WHAT TO PRODUCE: Please write the listing below out again exactly, leaving every picture behind.
_____
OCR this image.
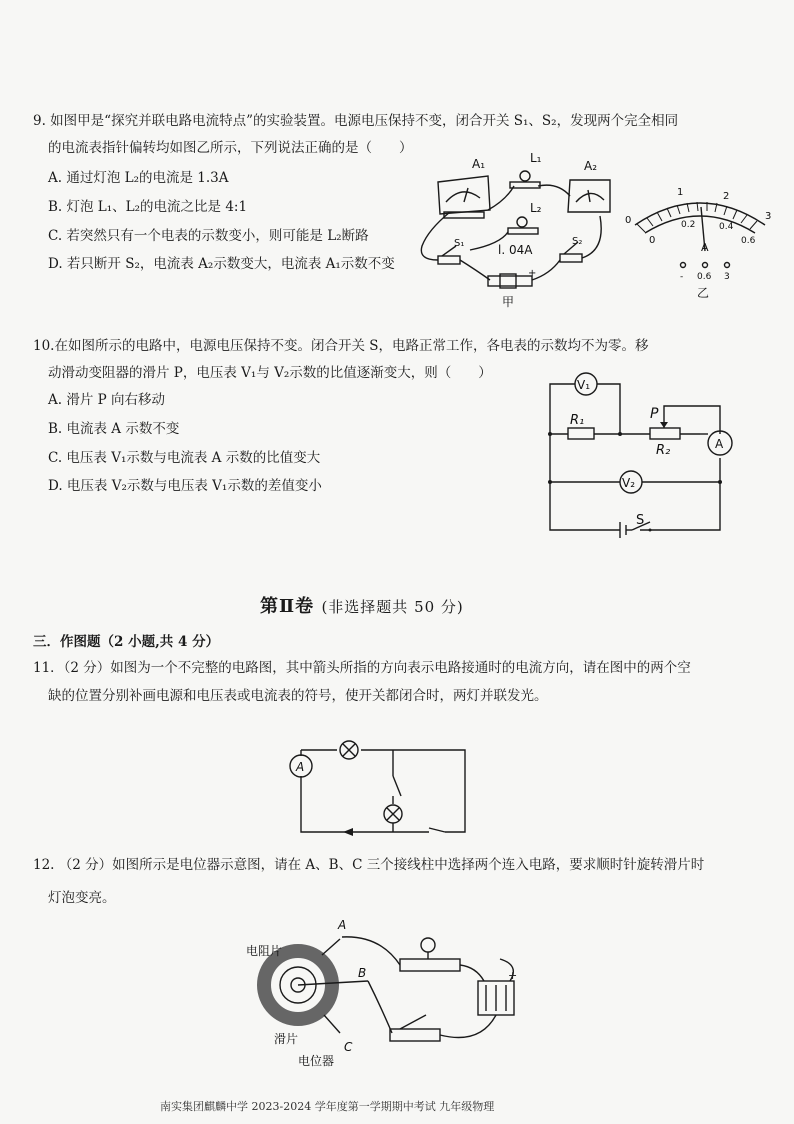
9. 如图甲是“探究并联电路电流特点”的实验装置。电源电压保持不变，闭合开关 S₁、S₂，发现两个完全相同
的电流表指针偏转均如图乙所示，下列说法正确的是（　　）
A. 通过灯泡 L₂的电流是 1.3A
B. 灯泡 L₁、L₂的电流之比是 4:1
C. 若突然只有一个电表的示数变小，则可能是 L₂断路
D. 若只断开 S₂，电流表 A₂示数变大，电流表 A₁示数不变
A₁	L₁
A₂
L₂
l. 04A
S₁	S₂
+
甲
1	2
3
0
0
0.2	0.4
0.6
A
- 0.6 3
乙
10.在如图所示的电路中，电源电压保持不变。闭合开关 S，电路正常工作，各电表的示数均不为零。移
动滑动变阻器的滑片 P，电压表 V₁与 V₂示数的比值逐渐变大，则（　　）
A. 滑片 P 向右移动
B. 电流表 A 示数不变
C. 电压表 V₁示数与电流表 A 示数的比值变大
D. 电压表 V₂示数与电压表 V₁示数的差值变小
V₁
R₁	P
R₂	A
V₂
S
第Ⅱ卷 (非选择题共 50 分)
三．作图题（2 小题,共 4 分）
11．（2 分）如图为一个不完整的电路图，其中箭头所指的方向表示电路接通时的电流方向，请在图中的两个空
缺的位置分别补画电源和电压表或电流表的符号，使开关都闭合时，两灯并联发光。
A
12. （2 分）如图所示是电位器示意图，请在 A、B、C 三个接线柱中选择两个连入电路，要求顺时针旋转滑片时
灯泡变亮。
电阻片
滑片
电位器
A
B
C
+
南实集团麒麟中学 2023-2024 学年度第一学期期中考试 九年级物理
_____
EXERCISE RESULT:
OCR this image.
9. 如图甲是“探究并联电路电流特点”的实验装置。电源电压保持不变，闭合开关 S₁、S₂，发现两个完全相同
的电流表指针偏转均如图乙所示，下列说法正确的是（　　）
A. 通过灯泡 L₂的电流是 1.3A
B. 灯泡 L₁、L₂的电流之比是 4:1
C. 若突然只有一个电表的示数变小，则可能是 L₂断路
D. 若只断开 S₂，电流表 A₂示数变大，电流表 A₁示数不变
A₁	L₁
A₂
L₂
l. 04A
S₁	S₂
+
甲
1	2
3
0
0
0.2	0.4
0.6
A
- 0.6 3
乙
10.在如图所示的电路中，电源电压保持不变。闭合开关 S，电路正常工作，各电表的示数均不为零。移
动滑动变阻器的滑片 P，电压表 V₁与 V₂示数的比值逐渐变大，则（　　）
A. 滑片 P 向右移动
B. 电流表 A 示数不变
C. 电压表 V₁示数与电流表 A 示数的比值变大
D. 电压表 V₂示数与电压表 V₁示数的差值变小
V₁
R₁	P
R₂	A
V₂
S
第Ⅱ卷 (非选择题共 50 分)
三．作图题（2 小题,共 4 分）
11．（2 分）如图为一个不完整的电路图，其中箭头所指的方向表示电路接通时的电流方向，请在图中的两个空
缺的位置分别补画电源和电压表或电流表的符号，使开关都闭合时，两灯并联发光。
A
12. （2 分）如图所示是电位器示意图，请在 A、B、C 三个接线柱中选择两个连入电路，要求顺时针旋转滑片时
灯泡变亮。
电阻片
滑片
电位器
A
B
C
+
南实集团麒麟中学 2023-2024 学年度第一学期期中考试 九年级物理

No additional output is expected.